[begin Excerpted data]

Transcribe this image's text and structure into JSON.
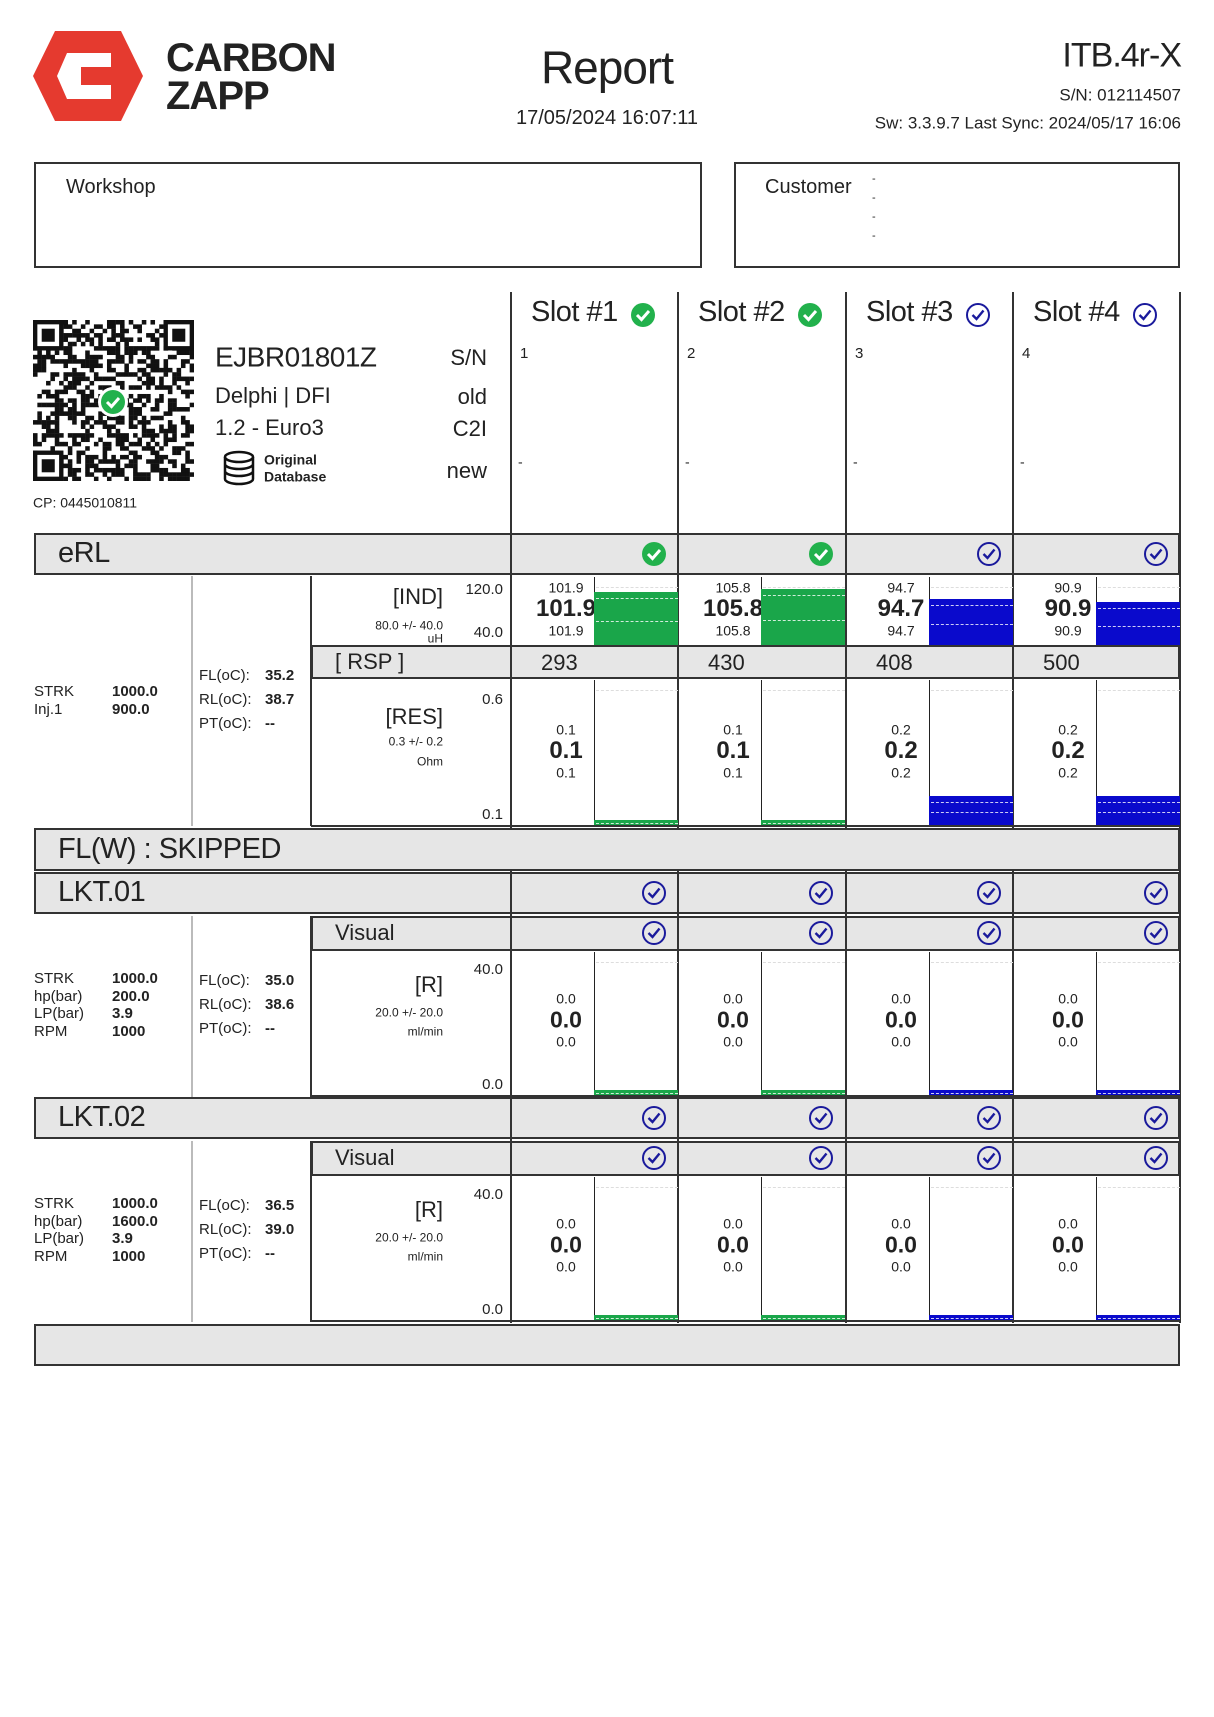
{
  "header": {
    "brand_line1": "CARBON",
    "brand_line2": "ZAPP",
    "title": "Report",
    "datetime": "17/05/2024 16:07:11",
    "device": "ITB.4r-X",
    "serial": "S/N: 012114507",
    "sync": "Sw: 3.3.9.7 Last Sync: 2024/05/17 16:06"
  },
  "workshop": {
    "label": "Workshop"
  },
  "customer": {
    "label": "Customer",
    "lines": [
      "-",
      "-",
      "-",
      "-"
    ]
  },
  "injector": {
    "part": "EJBR01801Z",
    "make": "Delphi | DFI",
    "engine": "1.2 - Euro3",
    "db_line1": "Original",
    "db_line2": "Database",
    "cp": "CP: 0445010811",
    "sn_label": "S/N",
    "field2": "old",
    "field3": "C2I",
    "field4": "new"
  },
  "slots": [
    {
      "name": "Slot #1",
      "status": "ok",
      "sn": "1",
      "note": "-",
      "color": "#1aa64a"
    },
    {
      "name": "Slot #2",
      "status": "ok",
      "sn": "2",
      "note": "-",
      "color": "#1aa64a"
    },
    {
      "name": "Slot #3",
      "status": "done",
      "sn": "3",
      "note": "-",
      "color": "#0a0acc"
    },
    {
      "name": "Slot #4",
      "status": "done",
      "sn": "4",
      "note": "-",
      "color": "#0a0acc"
    }
  ],
  "erl": {
    "title": "eRL",
    "status": [
      "ok",
      "ok",
      "done",
      "done"
    ],
    "params": [
      {
        "k": "STRK",
        "v": "1000.0"
      },
      {
        "k": "Inj.1",
        "v": "900.0"
      }
    ],
    "temps": [
      {
        "k": "FL(oC):",
        "v": "35.2"
      },
      {
        "k": "RL(oC):",
        "v": "38.7"
      },
      {
        "k": "PT(oC):",
        "v": "--"
      }
    ],
    "ind": {
      "label": "[IND]",
      "spec": "80.0 +/- 40.0",
      "unit": "uH",
      "max": "120.0",
      "min": "40.0",
      "slots": [
        [
          "101.9",
          "101.9",
          "101.9"
        ],
        [
          "105.8",
          "105.8",
          "105.8"
        ],
        [
          "94.7",
          "94.7",
          "94.7"
        ],
        [
          "90.9",
          "90.9",
          "90.9"
        ]
      ]
    },
    "rsp": {
      "label": "[ RSP ]",
      "values": [
        293,
        430,
        408,
        500
      ]
    },
    "res": {
      "label": "[RES]",
      "spec": "0.3 +/- 0.2",
      "unit": "Ohm",
      "max": "0.6",
      "min": "0.1",
      "slots": [
        [
          "0.1",
          "0.1",
          "0.1"
        ],
        [
          "0.1",
          "0.1",
          "0.1"
        ],
        [
          "0.2",
          "0.2",
          "0.2"
        ],
        [
          "0.2",
          "0.2",
          "0.2"
        ]
      ]
    }
  },
  "flw": {
    "title": "FL(W) : SKIPPED"
  },
  "lkt": [
    {
      "title": "LKT.01",
      "status": [
        "done",
        "done",
        "done",
        "done"
      ],
      "visual": {
        "label": "Visual",
        "status": [
          "done",
          "done",
          "done",
          "done"
        ]
      },
      "params": [
        {
          "k": "STRK",
          "v": "1000.0"
        },
        {
          "k": "hp(bar)",
          "v": "200.0"
        },
        {
          "k": "LP(bar)",
          "v": "3.9"
        },
        {
          "k": "RPM",
          "v": "1000"
        }
      ],
      "temps": [
        {
          "k": "FL(oC):",
          "v": "35.0"
        },
        {
          "k": "RL(oC):",
          "v": "38.6"
        },
        {
          "k": "PT(oC):",
          "v": "--"
        }
      ],
      "r": {
        "label": "[R]",
        "spec": "20.0 +/- 20.0",
        "unit": "ml/min",
        "max": "40.0",
        "min": "0.0",
        "slots": [
          [
            "0.0",
            "0.0",
            "0.0"
          ],
          [
            "0.0",
            "0.0",
            "0.0"
          ],
          [
            "0.0",
            "0.0",
            "0.0"
          ],
          [
            "0.0",
            "0.0",
            "0.0"
          ]
        ]
      }
    },
    {
      "title": "LKT.02",
      "status": [
        "done",
        "done",
        "done",
        "done"
      ],
      "visual": {
        "label": "Visual",
        "status": [
          "done",
          "done",
          "done",
          "done"
        ]
      },
      "params": [
        {
          "k": "STRK",
          "v": "1000.0"
        },
        {
          "k": "hp(bar)",
          "v": "1600.0"
        },
        {
          "k": "LP(bar)",
          "v": "3.9"
        },
        {
          "k": "RPM",
          "v": "1000"
        }
      ],
      "temps": [
        {
          "k": "FL(oC):",
          "v": "36.5"
        },
        {
          "k": "RL(oC):",
          "v": "39.0"
        },
        {
          "k": "PT(oC):",
          "v": "--"
        }
      ],
      "r": {
        "label": "[R]",
        "spec": "20.0 +/- 20.0",
        "unit": "ml/min",
        "max": "40.0",
        "min": "0.0",
        "slots": [
          [
            "0.0",
            "0.0",
            "0.0"
          ],
          [
            "0.0",
            "0.0",
            "0.0"
          ],
          [
            "0.0",
            "0.0",
            "0.0"
          ],
          [
            "0.0",
            "0.0",
            "0.0"
          ]
        ]
      }
    }
  ]
}
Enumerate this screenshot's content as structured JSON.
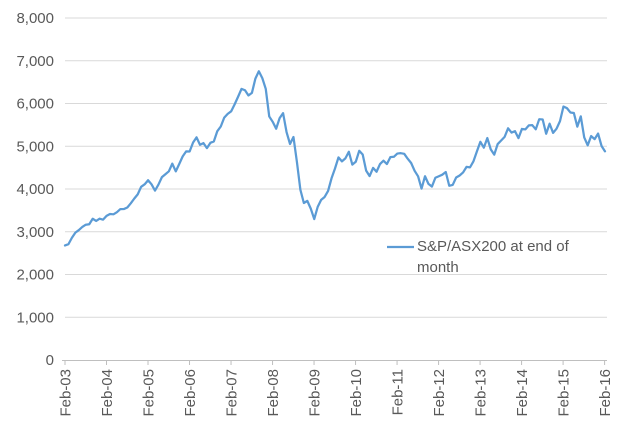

[end Excerpted data]

• [The request]:
How many lines of the data hold the string "spec"? Reply with the number alone.

• [Response to this exercise]:
4